Task » Report every line in the listing that contains the string "показателях".

-- start Task material --

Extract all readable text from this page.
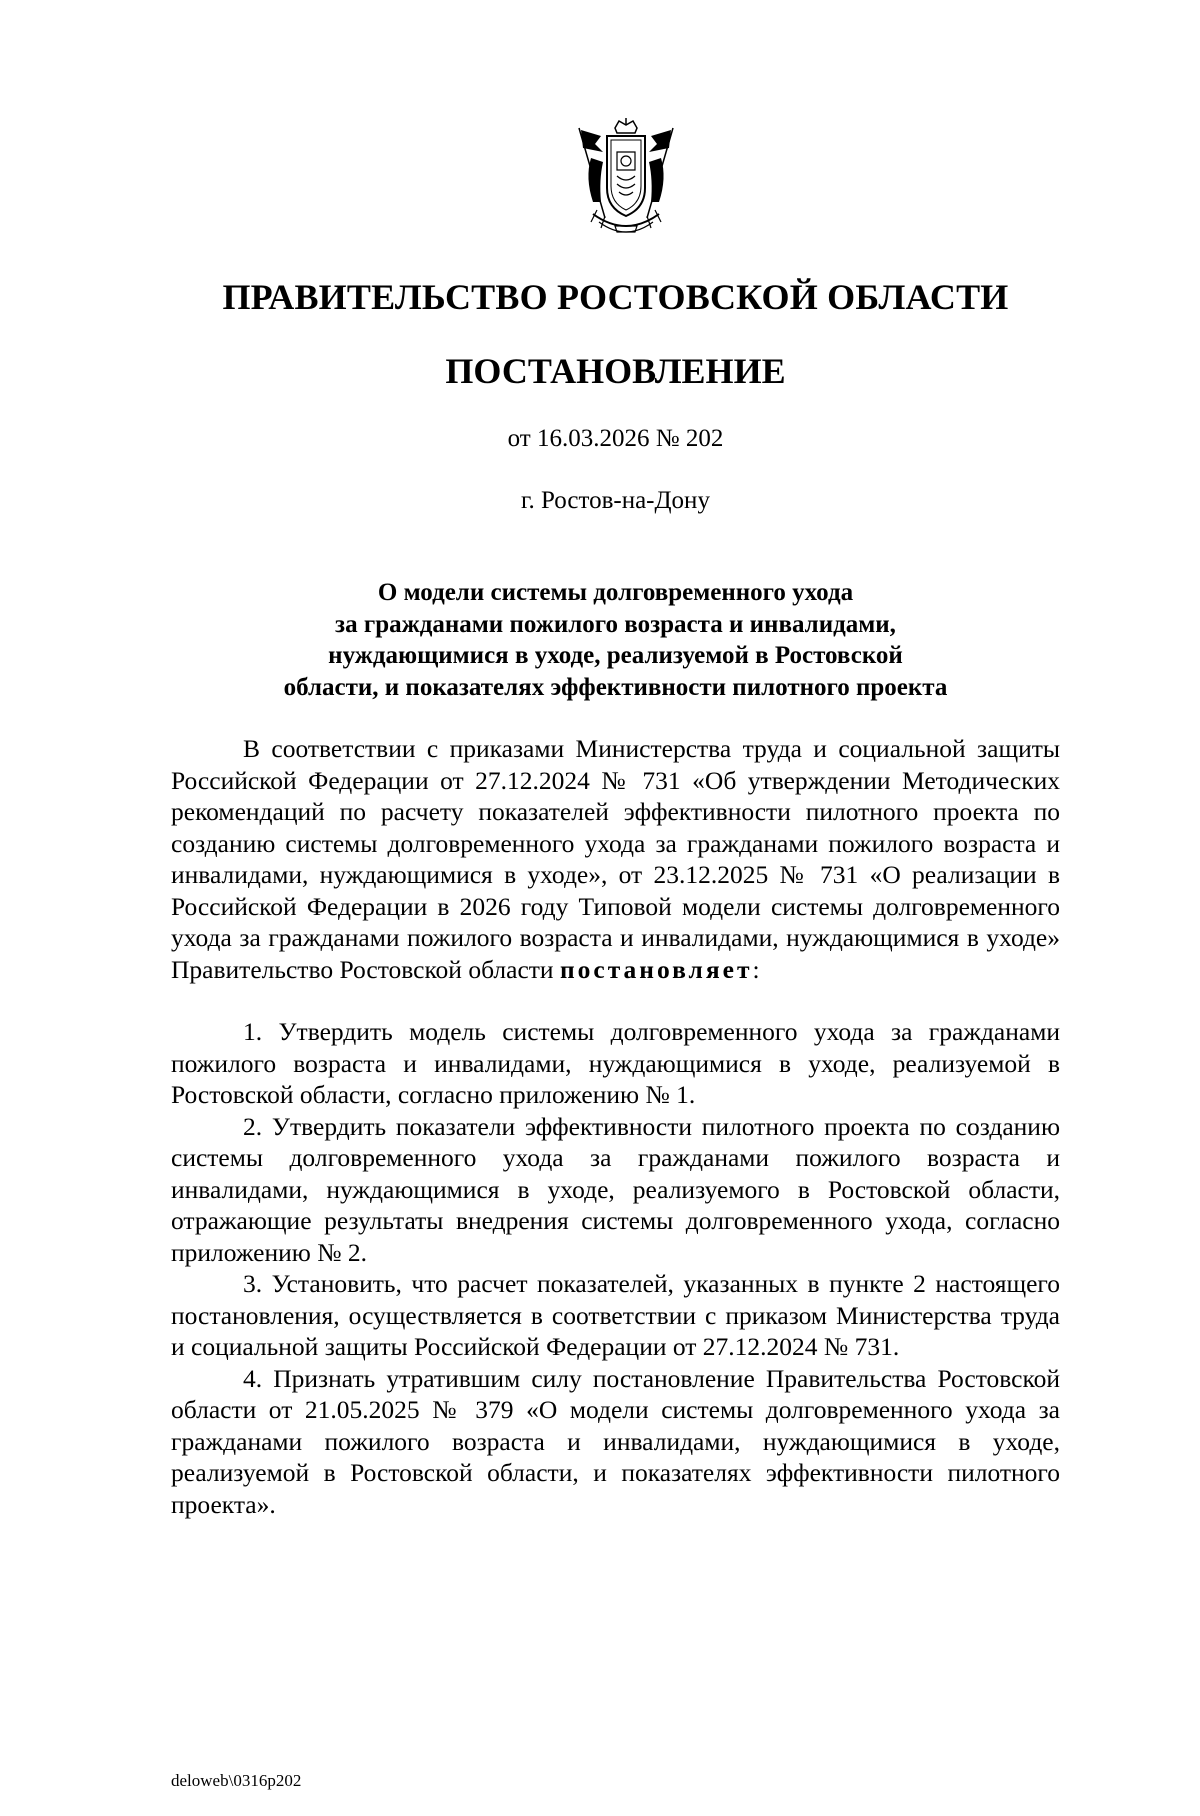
ПРАВИТЕЛЬСТВО РОСТОВСКОЙ ОБЛАСТИ
ПОСТАНОВЛЕНИЕ
от 16.03.2026 № 202
г. Ростов-на-Дону
О модели системы долговременного ухода
за гражданами пожилого возраста и инвалидами,
нуждающимися в уходе, реализуемой в Ростовской
области, и показателях эффективности пилотного проекта

В соответствии с приказами Министерства труда и социальной защиты Российской Федерации от 27.12.2024 № 731 «Об утверждении Методических рекомендаций по расчету показателей эффективности пилотного проекта по созданию системы долговременного ухода за гражданами пожилого возраста и инвалидами, нуждающимися в уходе», от 23.12.2025 № 731 «О реализации в Российской Федерации в 2026 году Типовой модели системы долговременного ухода за гражданами пожилого возраста и инвалидами, нуждающимися в уходе» Правительство Ростовской области постановляет:

1. Утвердить модель системы долговременного ухода за гражданами пожилого возраста и инвалидами, нуждающимися в уходе, реализуемой в Ростовской области, согласно приложению № 1.

2. Утвердить показатели эффективности пилотного проекта по созданию системы долговременного ухода за гражданами пожилого возраста и инвалидами, нуждающимися в уходе, реализуемого в Ростовской области, отражающие результаты внедрения системы долговременного ухода, согласно приложению № 2.

3. Установить, что расчет показателей, указанных в пункте 2 настоящего постановления, осуществляется в соответствии с приказом Министерства труда и социальной защиты Российской Федерации от 27.12.2024 № 731.

4. Признать утратившим силу постановление Правительства Ростовской области от 21.05.2025 № 379 «О модели системы долговременного ухода за гражданами пожилого возраста и инвалидами, нуждающимися в уходе, реализуемой в Ростовской области, и показателях эффективности пилотного проекта».

deloweb\0316p202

-- end Task material --

Complete output »
области, и показателях эффективности пилотного проекта
4. Признать утратившим силу постановление Правительства Ростовской области от 21.05.2025 № 379 «О модели системы долговременного ухода за гражданами пожилого возраста и инвалидами, нуждающимися в уходе, реализуемой в Ростовской области, и показателях эффективности пилотного проекта».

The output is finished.